** Start of The input **
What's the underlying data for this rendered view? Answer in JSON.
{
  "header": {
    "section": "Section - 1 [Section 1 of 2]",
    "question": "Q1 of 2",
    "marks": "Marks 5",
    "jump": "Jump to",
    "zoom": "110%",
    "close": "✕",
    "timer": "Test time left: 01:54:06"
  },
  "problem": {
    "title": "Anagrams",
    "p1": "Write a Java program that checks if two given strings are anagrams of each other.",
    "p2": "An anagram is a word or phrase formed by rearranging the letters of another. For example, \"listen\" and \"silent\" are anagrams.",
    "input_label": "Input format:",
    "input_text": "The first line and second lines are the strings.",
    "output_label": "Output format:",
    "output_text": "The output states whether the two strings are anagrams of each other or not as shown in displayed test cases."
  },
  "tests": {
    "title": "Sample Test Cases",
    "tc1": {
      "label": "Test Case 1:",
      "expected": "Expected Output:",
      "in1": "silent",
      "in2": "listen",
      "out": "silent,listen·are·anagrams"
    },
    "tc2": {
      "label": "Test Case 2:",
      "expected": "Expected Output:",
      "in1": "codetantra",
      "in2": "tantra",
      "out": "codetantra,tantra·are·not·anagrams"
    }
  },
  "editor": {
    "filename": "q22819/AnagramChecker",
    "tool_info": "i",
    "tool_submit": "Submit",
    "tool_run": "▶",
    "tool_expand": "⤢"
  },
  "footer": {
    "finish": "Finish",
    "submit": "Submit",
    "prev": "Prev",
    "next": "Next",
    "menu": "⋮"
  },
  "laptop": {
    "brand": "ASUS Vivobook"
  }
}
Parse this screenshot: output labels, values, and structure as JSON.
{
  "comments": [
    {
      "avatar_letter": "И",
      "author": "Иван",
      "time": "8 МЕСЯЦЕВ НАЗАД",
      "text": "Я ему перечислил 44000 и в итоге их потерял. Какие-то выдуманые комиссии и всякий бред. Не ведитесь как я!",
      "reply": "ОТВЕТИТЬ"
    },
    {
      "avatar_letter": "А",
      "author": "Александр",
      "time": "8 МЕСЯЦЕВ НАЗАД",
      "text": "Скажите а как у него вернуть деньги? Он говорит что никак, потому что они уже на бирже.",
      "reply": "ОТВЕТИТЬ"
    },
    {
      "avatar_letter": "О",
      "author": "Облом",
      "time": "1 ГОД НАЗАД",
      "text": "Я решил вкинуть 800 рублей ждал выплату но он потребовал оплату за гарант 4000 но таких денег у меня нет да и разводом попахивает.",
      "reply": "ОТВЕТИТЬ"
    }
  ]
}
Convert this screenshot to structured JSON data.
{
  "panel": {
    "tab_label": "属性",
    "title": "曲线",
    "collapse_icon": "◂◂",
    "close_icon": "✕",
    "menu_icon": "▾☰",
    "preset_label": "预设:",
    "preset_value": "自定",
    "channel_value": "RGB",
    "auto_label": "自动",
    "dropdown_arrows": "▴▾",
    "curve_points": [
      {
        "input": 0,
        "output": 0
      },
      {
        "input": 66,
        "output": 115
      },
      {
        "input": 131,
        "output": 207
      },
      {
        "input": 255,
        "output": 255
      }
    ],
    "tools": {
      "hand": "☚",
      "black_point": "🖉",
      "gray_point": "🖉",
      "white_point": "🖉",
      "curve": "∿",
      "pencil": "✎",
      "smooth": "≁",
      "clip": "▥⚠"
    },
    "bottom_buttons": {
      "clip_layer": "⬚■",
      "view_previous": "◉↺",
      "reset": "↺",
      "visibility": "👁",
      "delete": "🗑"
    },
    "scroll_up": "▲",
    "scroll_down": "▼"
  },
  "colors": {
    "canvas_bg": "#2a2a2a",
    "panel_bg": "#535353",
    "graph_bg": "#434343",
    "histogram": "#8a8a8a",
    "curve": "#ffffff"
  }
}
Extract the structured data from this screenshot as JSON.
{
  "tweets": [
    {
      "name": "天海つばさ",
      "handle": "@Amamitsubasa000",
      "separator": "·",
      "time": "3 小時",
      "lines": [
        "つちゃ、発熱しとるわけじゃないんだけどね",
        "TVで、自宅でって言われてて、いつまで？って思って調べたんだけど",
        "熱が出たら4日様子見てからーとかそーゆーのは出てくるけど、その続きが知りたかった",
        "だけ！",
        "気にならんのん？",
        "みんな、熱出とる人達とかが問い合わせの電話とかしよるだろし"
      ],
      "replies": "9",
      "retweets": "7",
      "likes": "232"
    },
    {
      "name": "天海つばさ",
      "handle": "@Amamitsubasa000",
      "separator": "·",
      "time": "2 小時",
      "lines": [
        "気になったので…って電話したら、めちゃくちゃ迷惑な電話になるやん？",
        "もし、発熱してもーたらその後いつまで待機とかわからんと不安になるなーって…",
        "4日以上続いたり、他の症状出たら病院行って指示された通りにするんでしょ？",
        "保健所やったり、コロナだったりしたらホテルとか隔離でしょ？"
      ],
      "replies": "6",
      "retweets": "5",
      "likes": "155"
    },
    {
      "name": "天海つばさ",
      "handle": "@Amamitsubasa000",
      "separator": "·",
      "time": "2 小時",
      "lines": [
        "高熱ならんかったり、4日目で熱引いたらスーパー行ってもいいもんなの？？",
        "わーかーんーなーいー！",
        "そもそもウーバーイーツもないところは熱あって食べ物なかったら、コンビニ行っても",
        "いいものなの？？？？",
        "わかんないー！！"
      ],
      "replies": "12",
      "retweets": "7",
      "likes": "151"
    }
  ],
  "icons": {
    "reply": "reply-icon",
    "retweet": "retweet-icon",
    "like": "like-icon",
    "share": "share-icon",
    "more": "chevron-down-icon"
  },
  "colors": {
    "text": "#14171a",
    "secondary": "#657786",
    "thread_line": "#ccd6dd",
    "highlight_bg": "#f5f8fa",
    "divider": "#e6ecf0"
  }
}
** End of The input **
Given exercise: Extract every entry above as it appears.

Response to this task:
What's the underlying data for this rendered view? Answer in JSON.
{
  "header": {
    "section": "Section - 1 [Section 1 of 2]",
    "question": "Q1 of 2",
    "marks": "Marks 5",
    "jump": "Jump to",
    "zoom": "110%",
    "close": "✕",
    "timer": "Test time left: 01:54:06"
  },
  "problem": {
    "title": "Anagrams",
    "p1": "Write a Java program that checks if two given strings are anagrams of each other.",
    "p2": "An anagram is a word or phrase formed by rearranging the letters of another. For example, \"listen\" and \"silent\" are anagrams.",
    "input_label": "Input format:",
    "input_text": "The first line and second lines are the strings.",
    "output_label": "Output format:",
    "output_text": "The output states whether the two strings are anagrams of each other or not as shown in displayed test cases."
  },
  "tests": {
    "title": "Sample Test Cases",
    "tc1": {
      "label": "Test Case 1:",
      "expected": "Expected Output:",
      "in1": "silent",
      "in2": "listen",
      "out": "silent,listen·are·anagrams"
    },
    "tc2": {
      "label": "Test Case 2:",
      "expected": "Expected Output:",
      "in1": "codetantra",
      "in2": "tantra",
      "out": "codetantra,tantra·are·not·anagrams"
    }
  },
  "editor": {
    "filename": "q22819/AnagramChecker",
    "tool_info": "i",
    "tool_submit": "Submit",
    "tool_run": "▶",
    "tool_expand": "⤢"
  },
  "footer": {
    "finish": "Finish",
    "submit": "Submit",
    "prev": "Prev",
    "next": "Next",
    "menu": "⋮"
  },
  "laptop": {
    "brand": "ASUS Vivobook"
  }
}
Parse this screenshot: output labels, values, and structure as JSON.
{
  "comments": [
    {
      "avatar_letter": "И",
      "author": "Иван",
      "time": "8 МЕСЯЦЕВ НАЗАД",
      "text": "Я ему перечислил 44000 и в итоге их потерял. Какие-то выдуманые комиссии и всякий бред. Не ведитесь как я!",
      "reply": "ОТВЕТИТЬ"
    },
    {
      "avatar_letter": "А",
      "author": "Александр",
      "time": "8 МЕСЯЦЕВ НАЗАД",
      "text": "Скажите а как у него вернуть деньги? Он говорит что никак, потому что они уже на бирже.",
      "reply": "ОТВЕТИТЬ"
    },
    {
      "avatar_letter": "О",
      "author": "Облом",
      "time": "1 ГОД НАЗАД",
      "text": "Я решил вкинуть 800 рублей ждал выплату но он потребовал оплату за гарант 4000 но таких денег у меня нет да и разводом попахивает.",
      "reply": "ОТВЕТИТЬ"
    }
  ]
}
Convert this screenshot to structured JSON data.
{
  "panel": {
    "tab_label": "属性",
    "title": "曲线",
    "collapse_icon": "◂◂",
    "close_icon": "✕",
    "menu_icon": "▾☰",
    "preset_label": "预设:",
    "preset_value": "自定",
    "channel_value": "RGB",
    "auto_label": "自动",
    "dropdown_arrows": "▴▾",
    "curve_points": [
      {
        "input": 0,
        "output": 0
      },
      {
        "input": 66,
        "output": 115
      },
      {
        "input": 131,
        "output": 207
      },
      {
        "input": 255,
        "output": 255
      }
    ],
    "tools": {
      "hand": "☚",
      "black_point": "🖉",
      "gray_point": "🖉",
      "white_point": "🖉",
      "curve": "∿",
      "pencil": "✎",
      "smooth": "≁",
      "clip": "▥⚠"
    },
    "bottom_buttons": {
      "clip_layer": "⬚■",
      "view_previous": "◉↺",
      "reset": "↺",
      "visibility": "👁",
      "delete": "🗑"
    },
    "scroll_up": "▲",
    "scroll_down": "▼"
  },
  "colors": {
    "canvas_bg": "#2a2a2a",
    "panel_bg": "#535353",
    "graph_bg": "#434343",
    "histogram": "#8a8a8a",
    "curve": "#ffffff"
  }
}
Extract the structured data from this screenshot as JSON.
{
  "tweets": [
    {
      "name": "天海つばさ",
      "handle": "@Amamitsubasa000",
      "separator": "·",
      "time": "3 小時",
      "lines": [
        "つちゃ、発熱しとるわけじゃないんだけどね",
        "TVで、自宅でって言われてて、いつまで？って思って調べたんだけど",
        "熱が出たら4日様子見てからーとかそーゆーのは出てくるけど、その続きが知りたかった",
        "だけ！",
        "気にならんのん？",
        "みんな、熱出とる人達とかが問い合わせの電話とかしよるだろし"
      ],
      "replies": "9",
      "retweets": "7",
      "likes": "232"
    },
    {
      "name": "天海つばさ",
      "handle": "@Amamitsubasa000",
      "separator": "·",
      "time": "2 小時",
      "lines": [
        "気になったので…って電話したら、めちゃくちゃ迷惑な電話になるやん？",
        "もし、発熱してもーたらその後いつまで待機とかわからんと不安になるなーって…",
        "4日以上続いたり、他の症状出たら病院行って指示された通りにするんでしょ？",
        "保健所やったり、コロナだったりしたらホテルとか隔離でしょ？"
      ],
      "replies": "6",
      "retweets": "5",
      "likes": "155"
    },
    {
      "name": "天海つばさ",
      "handle": "@Amamitsubasa000",
      "separator": "·",
      "time": "2 小時",
      "lines": [
        "高熱ならんかったり、4日目で熱引いたらスーパー行ってもいいもんなの？？",
        "わーかーんーなーいー！",
        "そもそもウーバーイーツもないところは熱あって食べ物なかったら、コンビニ行っても",
        "いいものなの？？？？",
        "わかんないー！！"
      ],
      "replies": "12",
      "retweets": "7",
      "likes": "151"
    }
  ],
  "icons": {
    "reply": "reply-icon",
    "retweet": "retweet-icon",
    "like": "like-icon",
    "share": "share-icon",
    "more": "chevron-down-icon"
  },
  "colors": {
    "text": "#14171a",
    "secondary": "#657786",
    "thread_line": "#ccd6dd",
    "highlight_bg": "#f5f8fa",
    "divider": "#e6ecf0"
  }
}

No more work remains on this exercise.